• **Problem to work on**
State how many lines of the entries hold the string "JSON", and output nothing but that count.

• **Records for this task**

==*==

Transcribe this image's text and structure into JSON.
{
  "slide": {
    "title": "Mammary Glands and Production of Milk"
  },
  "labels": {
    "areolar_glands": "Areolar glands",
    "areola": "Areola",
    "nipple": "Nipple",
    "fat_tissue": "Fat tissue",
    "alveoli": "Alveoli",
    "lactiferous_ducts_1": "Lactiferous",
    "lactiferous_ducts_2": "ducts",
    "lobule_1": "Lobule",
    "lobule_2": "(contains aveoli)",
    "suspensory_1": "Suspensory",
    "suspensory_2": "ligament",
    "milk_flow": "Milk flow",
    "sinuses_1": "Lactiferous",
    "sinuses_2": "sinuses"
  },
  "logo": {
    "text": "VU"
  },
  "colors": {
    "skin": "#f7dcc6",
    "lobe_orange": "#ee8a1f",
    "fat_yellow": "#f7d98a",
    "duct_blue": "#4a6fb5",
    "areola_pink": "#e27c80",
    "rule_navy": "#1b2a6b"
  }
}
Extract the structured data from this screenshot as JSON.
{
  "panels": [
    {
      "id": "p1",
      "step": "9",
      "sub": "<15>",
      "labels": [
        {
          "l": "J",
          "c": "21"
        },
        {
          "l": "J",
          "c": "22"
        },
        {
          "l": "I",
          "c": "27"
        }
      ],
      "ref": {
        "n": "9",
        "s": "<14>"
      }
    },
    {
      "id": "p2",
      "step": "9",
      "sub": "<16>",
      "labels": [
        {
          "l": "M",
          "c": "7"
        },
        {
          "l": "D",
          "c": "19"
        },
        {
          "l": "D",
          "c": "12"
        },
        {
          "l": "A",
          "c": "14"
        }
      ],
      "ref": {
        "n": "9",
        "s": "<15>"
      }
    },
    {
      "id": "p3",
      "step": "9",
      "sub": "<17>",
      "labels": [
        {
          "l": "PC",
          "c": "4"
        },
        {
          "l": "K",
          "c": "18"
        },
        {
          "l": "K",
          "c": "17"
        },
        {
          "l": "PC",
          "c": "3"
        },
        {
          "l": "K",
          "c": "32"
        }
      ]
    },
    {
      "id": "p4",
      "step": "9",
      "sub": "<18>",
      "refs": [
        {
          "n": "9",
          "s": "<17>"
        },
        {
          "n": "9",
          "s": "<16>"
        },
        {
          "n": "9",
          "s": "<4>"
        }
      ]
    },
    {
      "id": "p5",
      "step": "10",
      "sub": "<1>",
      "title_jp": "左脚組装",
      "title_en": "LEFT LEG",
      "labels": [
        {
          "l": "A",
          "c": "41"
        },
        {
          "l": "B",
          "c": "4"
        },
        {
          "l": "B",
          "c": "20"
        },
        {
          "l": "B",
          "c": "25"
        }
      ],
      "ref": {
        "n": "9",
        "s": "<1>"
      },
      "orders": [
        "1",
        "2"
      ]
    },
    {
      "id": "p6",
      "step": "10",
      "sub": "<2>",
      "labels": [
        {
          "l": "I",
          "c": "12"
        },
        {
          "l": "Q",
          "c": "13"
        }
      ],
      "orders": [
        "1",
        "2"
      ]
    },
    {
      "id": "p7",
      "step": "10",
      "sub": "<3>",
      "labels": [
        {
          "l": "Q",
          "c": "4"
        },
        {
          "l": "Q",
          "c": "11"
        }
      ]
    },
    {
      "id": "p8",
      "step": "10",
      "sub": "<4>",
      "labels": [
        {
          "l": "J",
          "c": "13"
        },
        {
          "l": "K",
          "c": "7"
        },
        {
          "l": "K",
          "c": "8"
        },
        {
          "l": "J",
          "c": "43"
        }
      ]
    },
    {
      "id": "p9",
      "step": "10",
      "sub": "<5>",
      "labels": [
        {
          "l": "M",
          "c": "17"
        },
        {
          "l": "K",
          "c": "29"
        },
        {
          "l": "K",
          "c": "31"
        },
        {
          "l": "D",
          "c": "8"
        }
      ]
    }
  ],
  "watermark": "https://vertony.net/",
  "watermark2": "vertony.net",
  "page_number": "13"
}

==*==

• **Task response**
2